◆ THE REQUEST
Among the entries below, count the lines that contain the word "Sistema". Write down only the total.

━━━ PROVIDED RECORDS

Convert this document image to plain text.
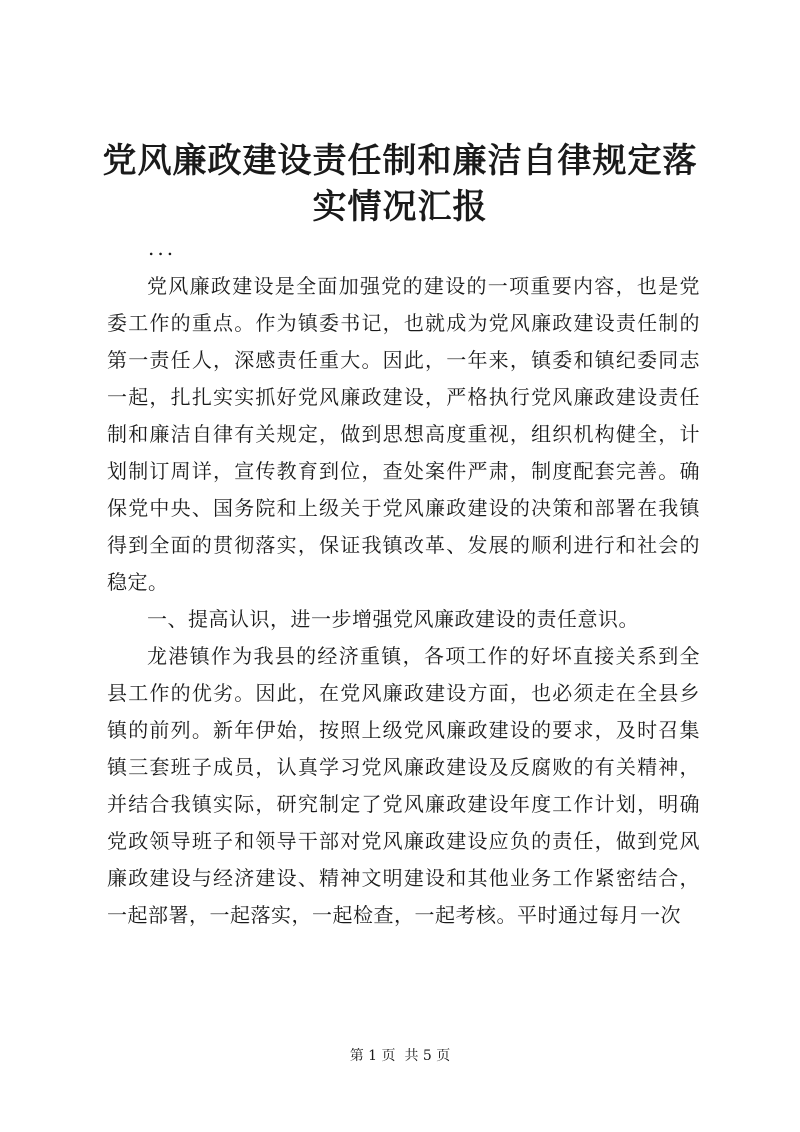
党风廉政建设责任制和廉洁自律规定落实情况汇报
...

党风廉政建设是全面加强党的建设的一项重要内容，也是党委工作的重点。作为镇委书记，也就成为党风廉政建设责任制的第一责任人，深感责任重大。因此，一年来，镇委和镇纪委同志一起，扎扎实实抓好党风廉政建设，严格执行党风廉政建设责任制和廉洁自律有关规定，做到思想高度重视，组织机构健全，计划制订周详，宣传教育到位，查处案件严肃，制度配套完善。确保党中央、国务院和上级关于党风廉政建设的决策和部署在我镇得到全面的贯彻落实，保证我镇改革、发展的顺利进行和社会的稳定。

一、提高认识，进一步增强党风廉政建设的责任意识。

龙港镇作为我县的经济重镇，各项工作的好坏直接关系到全县工作的优劣。因此，在党风廉政建设方面，也必须走在全县乡镇的前列。新年伊始，按照上级党风廉政建设的要求，及时召集镇三套班子成员，认真学习党风廉政建设及反腐败的有关精神，并结合我镇实际，研究制定了党风廉政建设年度工作计划，明确党政领导班子和领导干部对党风廉政建设应负的责任，做到党风廉政建设与经济建设、精神文明建设和其他业务工作紧密结合，一起部署，一起落实，一起检查，一起考核。平时通过每月一次

第 1 页  共 5 页
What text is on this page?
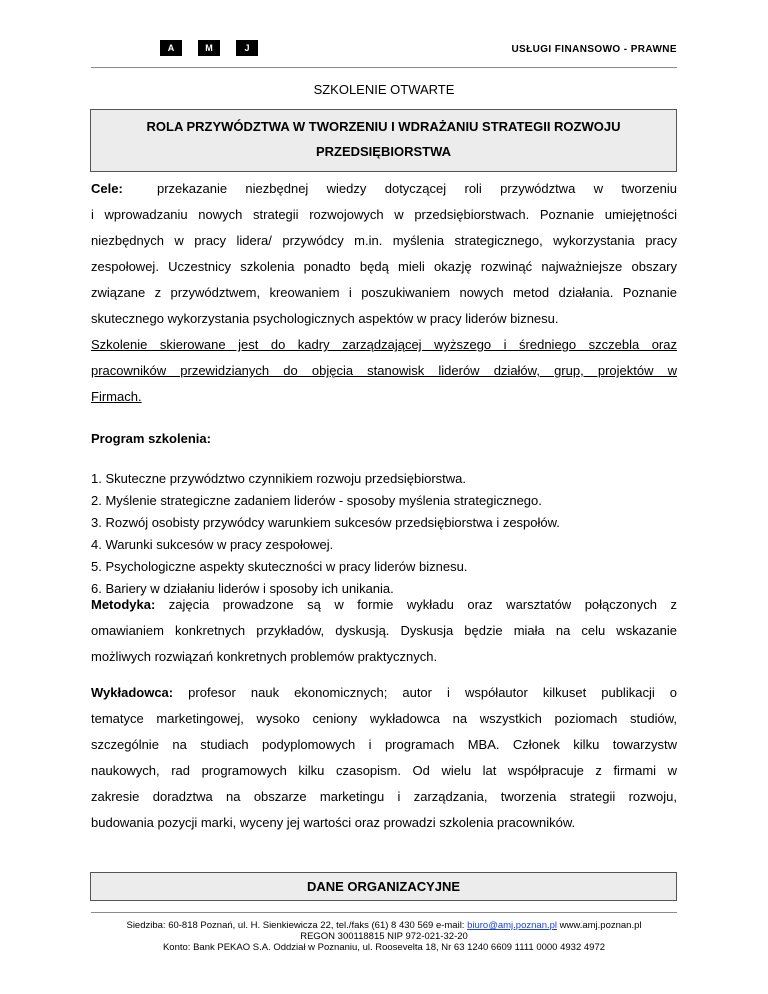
A	M	J	USŁUGI FINANSOWO - PRAWNE
SZKOLENIE OTWARTE
ROLA PRZYWÓDZTWA W TWORZENIU I WDRAŻANIU STRATEGII ROZWOJU
PRZEDSIĘBIORSTWA
Cele:	przekazanie niezbędnej wiedzy dotyczącej roli przywództwa w tworzeniu
i wprowadzaniu nowych strategii rozwojowych w przedsiębiorstwach. Poznanie umiejętności
niezbędnych w pracy lidera/ przywódcy m.in. myślenia strategicznego, wykorzystania pracy
zespołowej. Uczestnicy szkolenia ponadto będą mieli okazję rozwinąć najważniejsze obszary
związane z przywództwem, kreowaniem i poszukiwaniem nowych metod działania. Poznanie
skutecznego wykorzystania psychologicznych aspektów w pracy liderów biznesu.
Szkolenie skierowane jest do kadry zarządzającej wyższego i średniego szczebla oraz
pracowników przewidzianych do objęcia stanowisk liderów działów, grup, projektów w
Firmach.
Program szkolenia:
1. Skuteczne przywództwo czynnikiem rozwoju przedsiębiorstwa.
2. Myślenie strategiczne zadaniem liderów - sposoby myślenia strategicznego.
3. Rozwój osobisty przywódcy warunkiem sukcesów przedsiębiorstwa i zespołów.
4. Warunki sukcesów w pracy zespołowej.
5. Psychologiczne aspekty skuteczności w pracy liderów biznesu.
6. Bariery w działaniu liderów i sposoby ich unikania.
Metodyka: zajęcia prowadzone są w formie wykładu oraz warsztatów połączonych z
omawianiem konkretnych przykładów, dyskusją. Dyskusja będzie miała na celu wskazanie
możliwych rozwiązań konkretnych problemów praktycznych.
Wykładowca: profesor nauk ekonomicznych; autor i współautor kilkuset publikacji o
tematyce marketingowej, wysoko ceniony wykładowca na wszystkich poziomach studiów,
szczególnie na studiach podyplomowych i programach MBA. Członek kilku towarzystw
naukowych, rad programowych kilku czasopism. Od wielu lat współpracuje z firmami w
zakresie doradztwa na obszarze marketingu i zarządzania, tworzenia strategii rozwoju,
budowania pozycji marki, wyceny jej wartości oraz prowadzi szkolenia pracowników.
DANE ORGANIZACYJNE
Siedziba: 60-818 Poznań, ul. H. Sienkiewicza 22, tel./faks (61) 8 430 569 e-mail: biuro@amj.poznan.pl www.amj.poznan.pl
REGON 300118815 NIP 972-021-32-20
Konto: Bank PEKAO S.A. Oddział w Poznaniu, ul. Roosevelta 18, Nr 63 1240 6609 1111 0000 4932 4972
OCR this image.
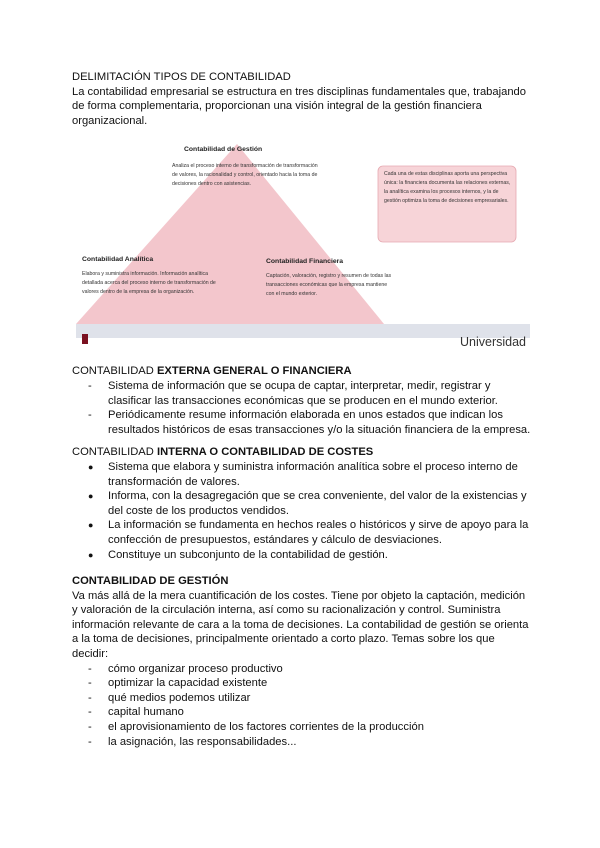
DELIMITACIÓN TIPOS DE CONTABILIDAD

La contabilidad empresarial se estructura en tres disciplinas fundamentales que, trabajando de forma complementaria, proporcionan una visión integral de la gestión financiera organizacional.

Contabilidad de Gestión
Analiza el proceso interno de transformación de transformación de valores, la racionalidad y control, orientado hacia la toma de decisiones dentro con asistencias.
Cada una de estas disciplinas aporta una perspectiva única: la financiera documenta las relaciones externas, la analítica examina los procesos internos, y la de gestión optimiza la toma de decisiones empresariales.
Contabilidad Analítica
Elabora y suministra información. Información analítica detallada acerca del proceso interno de transformación de valores dentro de la empresa de la organización.
Contabilidad Financiera
Captación, valoración, registro y resumen de todas las transacciones económicas que la empresa mantiene con el mundo exterior.
Universidad

CONTABILIDAD EXTERNA GENERAL O FINANCIERA

- Sistema de información que se ocupa de captar, interpretar, medir, registrar y clasificar las transacciones económicas que se producen en el mundo exterior.
- Periódicamente resume información elaborada en unos estados que indican los resultados históricos de esas transacciones y/o la situación financiera de la empresa.

CONTABILIDAD INTERNA O CONTABILIDAD DE COSTES

● Sistema que elabora y suministra información analítica sobre el proceso interno de transformación de valores.
● Informa, con la desagregación que se crea conveniente, del valor de la existencias y del coste de los productos vendidos.
● La información se fundamenta en hechos reales o históricos y sirve de apoyo para la confección de presupuestos, estándares y cálculo de desviaciones.
● Constituye un subconjunto de la contabilidad de gestión.

CONTABILIDAD DE GESTIÓN

Va más allá de la mera cuantificación de los costes. Tiene por objeto la captación, medición y valoración de la circulación interna, así como su racionalización y control. Suministra información relevante de cara a la toma de decisiones. La contabilidad de gestión se orienta a la toma de decisiones, principalmente orientado a corto plazo. Temas sobre los que decidir:

- cómo organizar proceso productivo
- optimizar la capacidad existente
- qué medios podemos utilizar
- capital humano
- el aprovisionamiento de los factores corrientes de la producción
- la asignación, las responsabilidades...
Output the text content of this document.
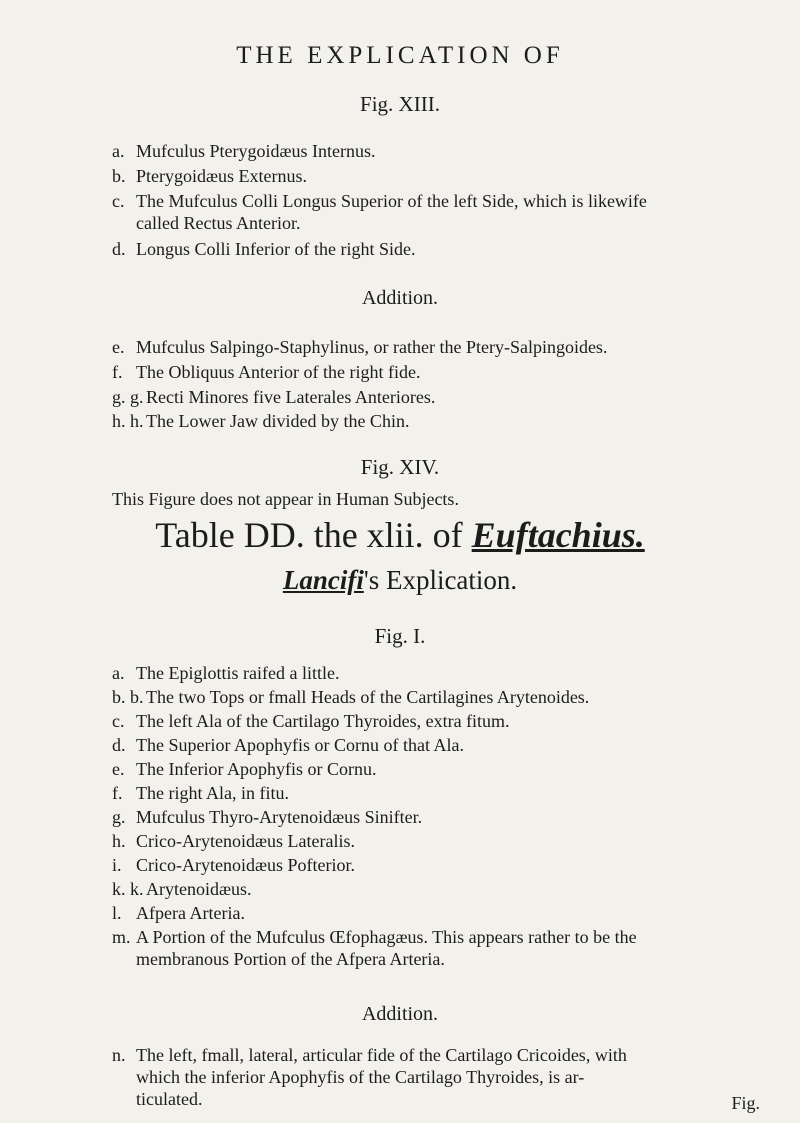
THE EXPLICATION OF
Fig. XIII.
a. Mufculus Pterygoidæus Internus.
b. Pterygoidæus Externus.
c. The Mufculus Colli Longus Superior of the left Side, which is likewife
called Rectus Anterior.
d. Longus Colli Inferior of the right Side.
Addition.
e. Mufculus Salpingo-Staphylinus, or rather the Ptery-Salpingoides.
f. The Obliquus Anterior of the right fide.
g. g. Recti Minores five Laterales Anteriores.
h. h. The Lower Jaw divided by the Chin.
Fig. XIV.
This Figure does not appear in Human Subjects.
Table DD. the xlii. of Euftachius.
Lancifi's Explication.
Fig. I.
a. The Epiglottis raifed a little.
b. b. The two Tops or fmall Heads of the Cartilagines Arytenoides.
c. The left Ala of the Cartilago Thyroides, extra fitum.
d. The Superior Apophyfis or Cornu of that Ala.
e. The Inferior Apophyfis or Cornu.
f. The right Ala, in fitu.
g. Mufculus Thyro-Arytenoidæus Sinifter.
h. Crico-Arytenoidæus Lateralis.
i. Crico-Arytenoidæus Pofterior.
k. k. Arytenoidæus.
l. Afpera Arteria.
m. A Portion of the Mufculus Œfophagæus. This appears rather to be the
membranous Portion of the Afpera Arteria.
Addition.
n. The left, fmall, lateral, articular fide of the Cartilago Cricoides, with
which the inferior Apophyfis of the Cartilago Thyroides, is ar-
ticulated.	Fig.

━━━━━━

◆ EXPECTED ANSWER
2